> _Dataset entries_

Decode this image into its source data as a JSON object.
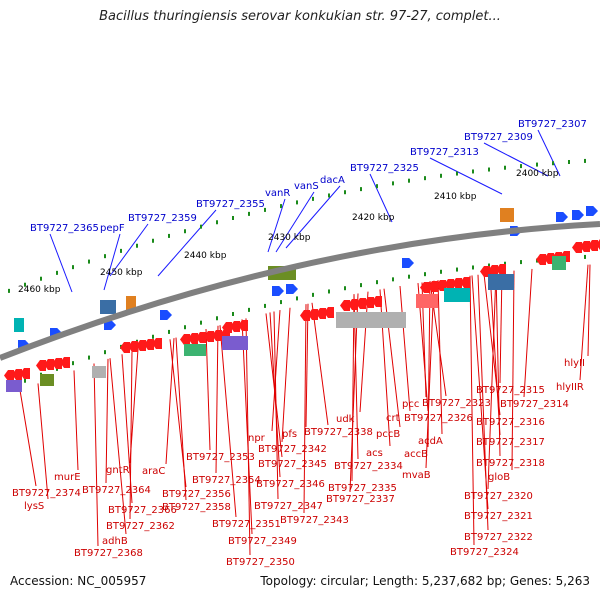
{
  "title": "Bacillus thuringiensis serovar konkukian str. 97-27, complet...",
  "footer": {
    "accession": "Accession: NC_005957",
    "summary": "Topology: circular; Length: 5,237,682 bp; Genes: 5,263"
  },
  "colors": {
    "backbone": "#808080",
    "label_top": "#0000cc",
    "label_bottom": "#cc0000",
    "leader_top": "#1a1aff",
    "leader_bottom": "#e00000",
    "tick": "#1a8a1a",
    "gene_forward": "#1a4dff",
    "gene_reverse": "#ff1a1a"
  },
  "scale_labels": [
    "2460 kbp",
    "2450 kbp",
    "2440 kbp",
    "2430 kbp",
    "2420 kbp",
    "2410 kbp",
    "2400 kbp"
  ],
  "labels_top": [
    "BT9727_2365",
    "pepF",
    "BT9727_2359",
    "BT9727_2355",
    "vanR",
    "vanS",
    "dacA",
    "BT9727_2325",
    "BT9727_2313",
    "BT9727_2309",
    "BT9727_2307"
  ],
  "labels_bottom": [
    "BT9727_2374",
    "lysS",
    "murE",
    "BT9727_2364",
    "gntR",
    "adhB",
    "BT9727_2366",
    "BT9727_2368",
    "BT9727_2362",
    "araC",
    "BT9727_2356",
    "BT9727_2358",
    "BT9727_2353",
    "BT9727_2354",
    "npr",
    "BT9727_2351",
    "BT9727_2349",
    "BT9727_2350",
    "pfs",
    "BT9727_2342",
    "BT9727_2345",
    "BT9727_2346",
    "BT9727_2347",
    "BT9727_2343",
    "udk",
    "BT9727_2338",
    "acs",
    "BT9727_2334",
    "BT9727_2335",
    "BT9727_2337",
    "pccB",
    "crt",
    "pcc",
    "accB",
    "mvaB",
    "BT9727_2323",
    "BT9727_2326",
    "acdA",
    "BT9727_2315",
    "BT9727_2314",
    "BT9727_2316",
    "BT9727_2317",
    "BT9727_2318",
    "gloB",
    "BT9727_2320",
    "BT9727_2321",
    "BT9727_2322",
    "BT9727_2324",
    "hlyII",
    "hlyIIR"
  ]
}
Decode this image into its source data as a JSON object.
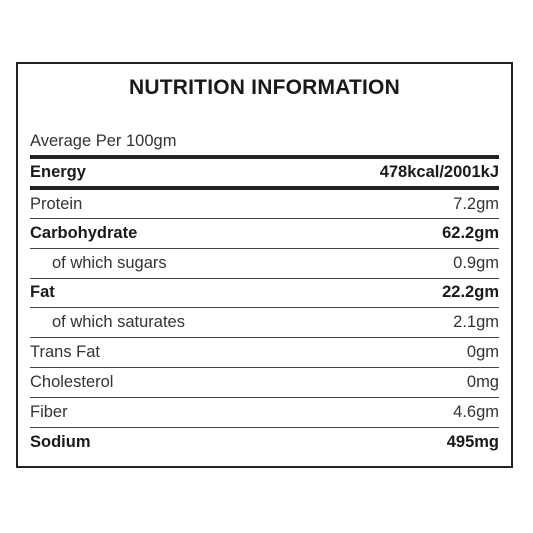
{
  "title": "NUTRITION INFORMATION",
  "subtitle": "Average Per 100gm",
  "rows": [
    {
      "label": "Energy",
      "value": "478kcal/2001kJ"
    },
    {
      "label": "Protein",
      "value": "7.2gm"
    },
    {
      "label": "Carbohydrate",
      "value": "62.2gm"
    },
    {
      "label": "of which sugars",
      "value": "0.9gm"
    },
    {
      "label": "Fat",
      "value": "22.2gm"
    },
    {
      "label": "of which saturates",
      "value": "2.1gm"
    },
    {
      "label": "Trans Fat",
      "value": "0gm"
    },
    {
      "label": "Cholesterol",
      "value": "0mg"
    },
    {
      "label": "Fiber",
      "value": "4.6gm"
    },
    {
      "label": "Sodium",
      "value": "495mg"
    }
  ]
}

> _What the task asks_
Write the material above out again exactly as it reads, but don't carry over the pictures.

> _Written answer_
Decode this image into its source data as a JSON object.
{
  "title": "Bacillus thuringiensis serovar konkukian str. 97-27, complet...",
  "footer": {
    "accession": "Accession: NC_005957",
    "summary": "Topology: circular; Length: 5,237,682 bp; Genes: 5,263"
  },
  "colors": {
    "backbone": "#808080",
    "label_top": "#0000cc",
    "label_bottom": "#cc0000",
    "leader_top": "#1a1aff",
    "leader_bottom": "#e00000",
    "tick": "#1a8a1a",
    "gene_forward": "#1a4dff",
    "gene_reverse": "#ff1a1a"
  },
  "scale_labels": [
    "2460 kbp",
    "2450 kbp",
    "2440 kbp",
    "2430 kbp",
    "2420 kbp",
    "2410 kbp",
    "2400 kbp"
  ],
  "labels_top": [
    "BT9727_2365",
    "pepF",
    "BT9727_2359",
    "BT9727_2355",
    "vanR",
    "vanS",
    "dacA",
    "BT9727_2325",
    "BT9727_2313",
    "BT9727_2309",
    "BT9727_2307"
  ],
  "labels_bottom": [
    "BT9727_2374",
    "lysS",
    "murE",
    "BT9727_2364",
    "gntR",
    "adhB",
    "BT9727_2366",
    "BT9727_2368",
    "BT9727_2362",
    "araC",
    "BT9727_2356",
    "BT9727_2358",
    "BT9727_2353",
    "BT9727_2354",
    "npr",
    "BT9727_2351",
    "BT9727_2349",
    "BT9727_2350",
    "pfs",
    "BT9727_2342",
    "BT9727_2345",
    "BT9727_2346",
    "BT9727_2347",
    "BT9727_2343",
    "udk",
    "BT9727_2338",
    "acs",
    "BT9727_2334",
    "BT9727_2335",
    "BT9727_2337",
    "pccB",
    "crt",
    "pcc",
    "accB",
    "mvaB",
    "BT9727_2323",
    "BT9727_2326",
    "acdA",
    "BT9727_2315",
    "BT9727_2314",
    "BT9727_2316",
    "BT9727_2317",
    "BT9727_2318",
    "gloB",
    "BT9727_2320",
    "BT9727_2321",
    "BT9727_2322",
    "BT9727_2324",
    "hlyII",
    "hlyIIR"
  ]
}
Decode this image into its source data as a JSON object.
{
  "title": "NUTRITION INFORMATION",
  "subtitle": "Average Per 100gm",
  "rows": [
    {
      "label": "Energy",
      "value": "478kcal/2001kJ"
    },
    {
      "label": "Protein",
      "value": "7.2gm"
    },
    {
      "label": "Carbohydrate",
      "value": "62.2gm"
    },
    {
      "label": "of which sugars",
      "value": "0.9gm"
    },
    {
      "label": "Fat",
      "value": "22.2gm"
    },
    {
      "label": "of which saturates",
      "value": "2.1gm"
    },
    {
      "label": "Trans Fat",
      "value": "0gm"
    },
    {
      "label": "Cholesterol",
      "value": "0mg"
    },
    {
      "label": "Fiber",
      "value": "4.6gm"
    },
    {
      "label": "Sodium",
      "value": "495mg"
    }
  ]
}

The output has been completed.